-- Stated exercise --
Select all lines in the records that include "keeps".

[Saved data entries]
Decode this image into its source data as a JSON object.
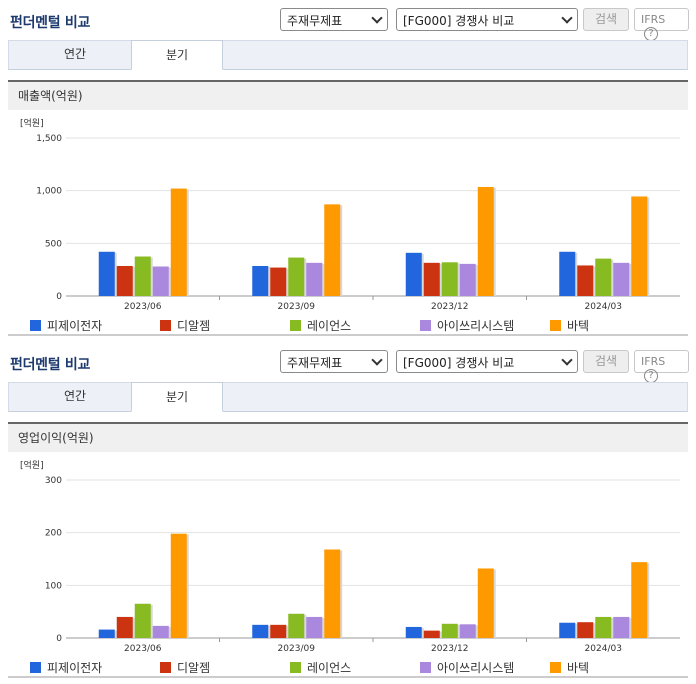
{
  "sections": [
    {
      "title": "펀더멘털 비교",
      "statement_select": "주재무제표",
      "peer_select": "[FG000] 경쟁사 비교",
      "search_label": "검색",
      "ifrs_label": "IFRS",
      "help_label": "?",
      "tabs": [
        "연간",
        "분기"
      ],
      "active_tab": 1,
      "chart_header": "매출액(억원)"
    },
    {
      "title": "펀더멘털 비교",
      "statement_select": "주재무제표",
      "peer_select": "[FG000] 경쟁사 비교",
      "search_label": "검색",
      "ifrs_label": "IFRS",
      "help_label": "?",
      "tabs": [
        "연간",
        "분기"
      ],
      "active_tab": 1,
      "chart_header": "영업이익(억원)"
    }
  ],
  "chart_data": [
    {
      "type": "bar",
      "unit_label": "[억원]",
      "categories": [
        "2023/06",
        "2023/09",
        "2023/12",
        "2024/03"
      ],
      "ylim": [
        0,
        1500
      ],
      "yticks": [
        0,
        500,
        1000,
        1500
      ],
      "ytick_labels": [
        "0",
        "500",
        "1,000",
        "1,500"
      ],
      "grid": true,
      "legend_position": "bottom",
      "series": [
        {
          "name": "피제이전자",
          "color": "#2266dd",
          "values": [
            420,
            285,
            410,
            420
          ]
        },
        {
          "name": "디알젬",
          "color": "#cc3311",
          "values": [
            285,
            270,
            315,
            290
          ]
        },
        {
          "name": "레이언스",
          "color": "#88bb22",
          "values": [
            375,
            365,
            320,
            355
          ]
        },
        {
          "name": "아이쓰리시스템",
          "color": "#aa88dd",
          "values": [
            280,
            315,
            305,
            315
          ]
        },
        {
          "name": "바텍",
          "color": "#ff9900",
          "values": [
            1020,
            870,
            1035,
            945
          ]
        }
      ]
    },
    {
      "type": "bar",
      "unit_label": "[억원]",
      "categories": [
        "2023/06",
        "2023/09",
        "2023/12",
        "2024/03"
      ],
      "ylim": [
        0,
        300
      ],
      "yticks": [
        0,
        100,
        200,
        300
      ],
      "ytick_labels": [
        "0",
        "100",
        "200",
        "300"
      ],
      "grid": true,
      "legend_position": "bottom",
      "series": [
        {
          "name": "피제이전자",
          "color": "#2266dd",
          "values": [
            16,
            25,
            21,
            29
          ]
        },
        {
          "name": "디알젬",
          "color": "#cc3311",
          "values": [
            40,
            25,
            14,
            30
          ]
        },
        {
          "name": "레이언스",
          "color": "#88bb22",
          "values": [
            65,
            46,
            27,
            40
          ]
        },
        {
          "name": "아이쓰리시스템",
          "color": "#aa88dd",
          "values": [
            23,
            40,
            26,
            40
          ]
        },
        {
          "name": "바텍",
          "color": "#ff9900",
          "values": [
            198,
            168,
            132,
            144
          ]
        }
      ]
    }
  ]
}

---

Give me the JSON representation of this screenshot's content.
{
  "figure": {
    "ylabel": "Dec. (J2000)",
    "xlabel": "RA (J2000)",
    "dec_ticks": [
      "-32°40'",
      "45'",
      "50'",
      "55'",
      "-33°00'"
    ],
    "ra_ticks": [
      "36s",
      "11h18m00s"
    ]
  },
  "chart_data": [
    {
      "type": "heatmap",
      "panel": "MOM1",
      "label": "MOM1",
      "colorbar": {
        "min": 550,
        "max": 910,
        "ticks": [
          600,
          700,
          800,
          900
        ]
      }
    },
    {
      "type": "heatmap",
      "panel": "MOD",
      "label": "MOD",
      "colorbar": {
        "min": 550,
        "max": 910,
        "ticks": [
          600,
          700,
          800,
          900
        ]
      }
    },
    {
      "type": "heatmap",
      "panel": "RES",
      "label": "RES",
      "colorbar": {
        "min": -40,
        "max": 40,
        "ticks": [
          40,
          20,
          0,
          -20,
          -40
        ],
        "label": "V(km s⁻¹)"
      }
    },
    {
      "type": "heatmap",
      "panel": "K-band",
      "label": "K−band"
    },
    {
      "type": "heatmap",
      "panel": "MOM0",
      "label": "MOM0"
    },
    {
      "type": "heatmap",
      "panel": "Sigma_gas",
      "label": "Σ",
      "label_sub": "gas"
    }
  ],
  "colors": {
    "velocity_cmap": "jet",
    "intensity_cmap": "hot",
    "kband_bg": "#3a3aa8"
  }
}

==

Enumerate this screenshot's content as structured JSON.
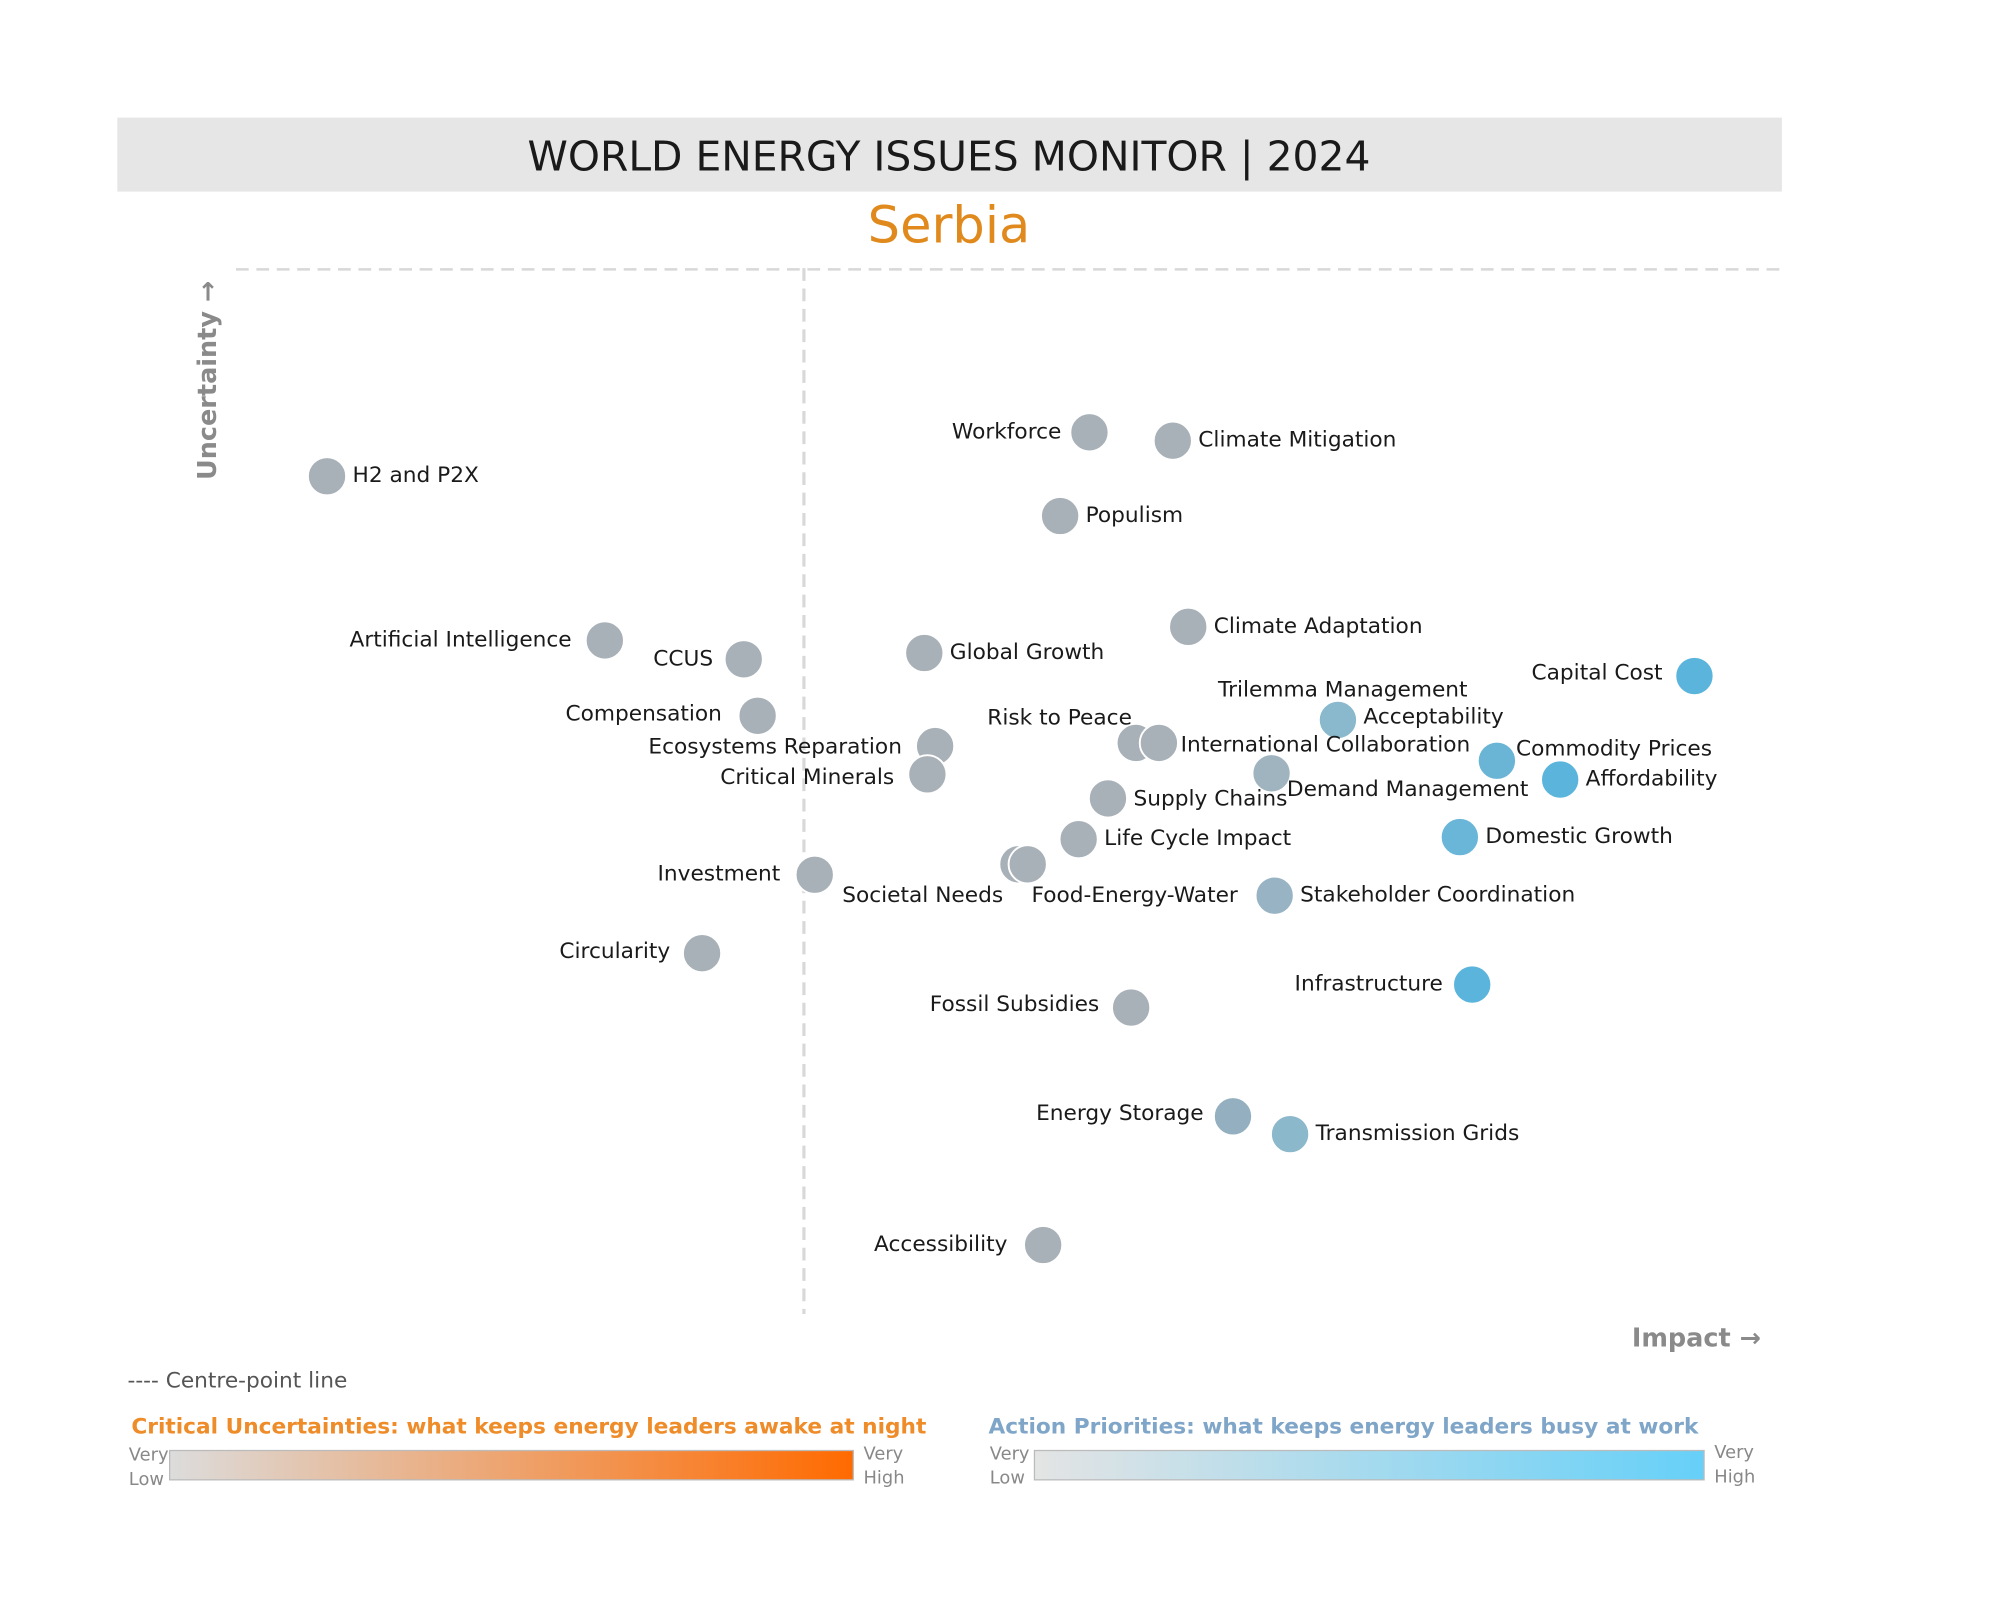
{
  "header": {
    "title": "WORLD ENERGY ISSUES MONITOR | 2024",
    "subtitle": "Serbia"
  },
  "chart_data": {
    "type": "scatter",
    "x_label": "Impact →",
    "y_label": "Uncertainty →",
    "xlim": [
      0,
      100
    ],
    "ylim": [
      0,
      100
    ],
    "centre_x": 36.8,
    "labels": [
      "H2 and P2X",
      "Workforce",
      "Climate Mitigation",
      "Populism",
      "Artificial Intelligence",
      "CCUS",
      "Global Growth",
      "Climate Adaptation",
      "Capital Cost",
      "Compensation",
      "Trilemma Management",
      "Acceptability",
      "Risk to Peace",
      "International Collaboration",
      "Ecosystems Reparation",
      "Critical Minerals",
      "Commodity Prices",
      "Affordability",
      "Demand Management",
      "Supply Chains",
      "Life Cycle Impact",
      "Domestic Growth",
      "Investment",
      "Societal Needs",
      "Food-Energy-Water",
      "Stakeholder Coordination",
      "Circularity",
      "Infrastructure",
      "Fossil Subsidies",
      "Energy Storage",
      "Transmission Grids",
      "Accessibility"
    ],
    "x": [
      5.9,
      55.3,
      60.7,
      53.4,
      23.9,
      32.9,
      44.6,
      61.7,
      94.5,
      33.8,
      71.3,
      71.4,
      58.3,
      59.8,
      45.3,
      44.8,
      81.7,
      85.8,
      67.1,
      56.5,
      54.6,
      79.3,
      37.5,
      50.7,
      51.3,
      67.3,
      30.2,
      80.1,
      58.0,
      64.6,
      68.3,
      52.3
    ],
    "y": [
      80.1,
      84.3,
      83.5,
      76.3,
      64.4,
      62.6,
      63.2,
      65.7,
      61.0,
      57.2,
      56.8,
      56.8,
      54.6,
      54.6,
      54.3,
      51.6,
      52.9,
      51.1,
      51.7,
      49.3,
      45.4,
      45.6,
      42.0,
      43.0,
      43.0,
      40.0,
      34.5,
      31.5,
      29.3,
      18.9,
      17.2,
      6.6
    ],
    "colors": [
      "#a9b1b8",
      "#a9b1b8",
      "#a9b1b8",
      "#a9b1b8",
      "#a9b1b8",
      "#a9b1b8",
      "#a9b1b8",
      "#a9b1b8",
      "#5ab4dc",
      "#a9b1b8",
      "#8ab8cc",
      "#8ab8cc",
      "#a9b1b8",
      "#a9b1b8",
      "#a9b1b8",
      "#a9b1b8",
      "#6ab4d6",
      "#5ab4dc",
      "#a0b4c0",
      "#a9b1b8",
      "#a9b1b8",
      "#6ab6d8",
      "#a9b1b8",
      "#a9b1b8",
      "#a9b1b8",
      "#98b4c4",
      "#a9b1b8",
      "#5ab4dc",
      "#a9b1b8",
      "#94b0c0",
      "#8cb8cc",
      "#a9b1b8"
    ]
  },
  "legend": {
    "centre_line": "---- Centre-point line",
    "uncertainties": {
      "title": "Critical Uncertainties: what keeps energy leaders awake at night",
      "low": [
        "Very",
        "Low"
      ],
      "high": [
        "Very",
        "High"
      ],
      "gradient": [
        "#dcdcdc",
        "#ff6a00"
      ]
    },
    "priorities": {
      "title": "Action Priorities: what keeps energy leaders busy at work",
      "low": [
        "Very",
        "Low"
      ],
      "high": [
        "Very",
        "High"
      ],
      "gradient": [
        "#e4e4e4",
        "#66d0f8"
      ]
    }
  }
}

-- Response to this exercise --
      "title": "Critical Uncertainties: what keeps energy leaders awake at night",
      "title": "Action Priorities: what keeps energy leaders busy at work",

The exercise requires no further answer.